- Set task -
Which lines hold the word "text"? Copy each one.

- The input -
-- BEGIN --

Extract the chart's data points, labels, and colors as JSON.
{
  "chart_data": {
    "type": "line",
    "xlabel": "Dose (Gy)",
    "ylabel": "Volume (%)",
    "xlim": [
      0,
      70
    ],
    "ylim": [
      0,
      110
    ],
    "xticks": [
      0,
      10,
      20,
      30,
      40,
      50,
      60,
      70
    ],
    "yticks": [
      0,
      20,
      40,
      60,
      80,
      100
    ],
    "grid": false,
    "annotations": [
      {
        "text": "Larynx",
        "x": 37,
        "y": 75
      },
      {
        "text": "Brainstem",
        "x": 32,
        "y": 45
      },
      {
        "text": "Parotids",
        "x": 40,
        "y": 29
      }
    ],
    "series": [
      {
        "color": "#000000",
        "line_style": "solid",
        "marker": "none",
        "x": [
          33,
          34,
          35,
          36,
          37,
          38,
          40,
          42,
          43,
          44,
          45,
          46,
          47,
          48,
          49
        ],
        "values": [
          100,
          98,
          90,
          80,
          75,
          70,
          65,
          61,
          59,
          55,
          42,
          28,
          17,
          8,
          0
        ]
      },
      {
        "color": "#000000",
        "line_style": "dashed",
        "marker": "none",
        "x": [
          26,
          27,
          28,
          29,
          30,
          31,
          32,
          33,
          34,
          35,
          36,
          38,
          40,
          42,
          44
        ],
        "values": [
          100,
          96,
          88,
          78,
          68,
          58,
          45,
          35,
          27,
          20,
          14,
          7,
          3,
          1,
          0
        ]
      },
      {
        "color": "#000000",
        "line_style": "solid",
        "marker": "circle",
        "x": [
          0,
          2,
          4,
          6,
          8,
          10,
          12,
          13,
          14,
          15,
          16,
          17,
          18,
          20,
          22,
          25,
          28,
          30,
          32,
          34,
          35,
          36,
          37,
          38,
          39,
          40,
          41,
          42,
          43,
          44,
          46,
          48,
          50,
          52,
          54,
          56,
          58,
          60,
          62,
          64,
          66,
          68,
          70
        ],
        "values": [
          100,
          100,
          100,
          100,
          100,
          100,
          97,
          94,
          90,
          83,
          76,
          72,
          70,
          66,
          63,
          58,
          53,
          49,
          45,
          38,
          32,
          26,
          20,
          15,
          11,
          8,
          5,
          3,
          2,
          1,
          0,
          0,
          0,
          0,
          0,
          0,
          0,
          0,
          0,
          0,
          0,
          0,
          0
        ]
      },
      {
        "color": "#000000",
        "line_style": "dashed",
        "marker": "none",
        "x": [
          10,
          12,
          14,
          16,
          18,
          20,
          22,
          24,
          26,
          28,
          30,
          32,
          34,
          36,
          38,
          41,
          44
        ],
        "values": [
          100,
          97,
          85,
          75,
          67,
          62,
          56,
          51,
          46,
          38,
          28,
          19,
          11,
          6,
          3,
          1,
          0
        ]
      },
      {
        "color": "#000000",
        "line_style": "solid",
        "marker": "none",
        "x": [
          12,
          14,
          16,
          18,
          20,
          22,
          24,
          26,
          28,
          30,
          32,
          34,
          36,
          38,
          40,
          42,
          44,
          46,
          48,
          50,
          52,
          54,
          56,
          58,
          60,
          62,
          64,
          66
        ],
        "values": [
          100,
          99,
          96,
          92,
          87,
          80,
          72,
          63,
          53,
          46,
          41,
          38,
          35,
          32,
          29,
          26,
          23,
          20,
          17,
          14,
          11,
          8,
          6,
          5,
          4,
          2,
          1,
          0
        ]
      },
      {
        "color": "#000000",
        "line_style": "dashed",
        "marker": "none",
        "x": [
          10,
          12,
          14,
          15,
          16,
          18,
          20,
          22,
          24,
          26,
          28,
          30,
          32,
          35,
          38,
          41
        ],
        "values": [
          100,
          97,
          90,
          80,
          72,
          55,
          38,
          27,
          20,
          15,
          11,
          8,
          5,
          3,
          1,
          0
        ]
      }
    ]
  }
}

-- END --

- Result below -
        "text": "Larynx",
        "text": "Brainstem",
        "text": "Parotids",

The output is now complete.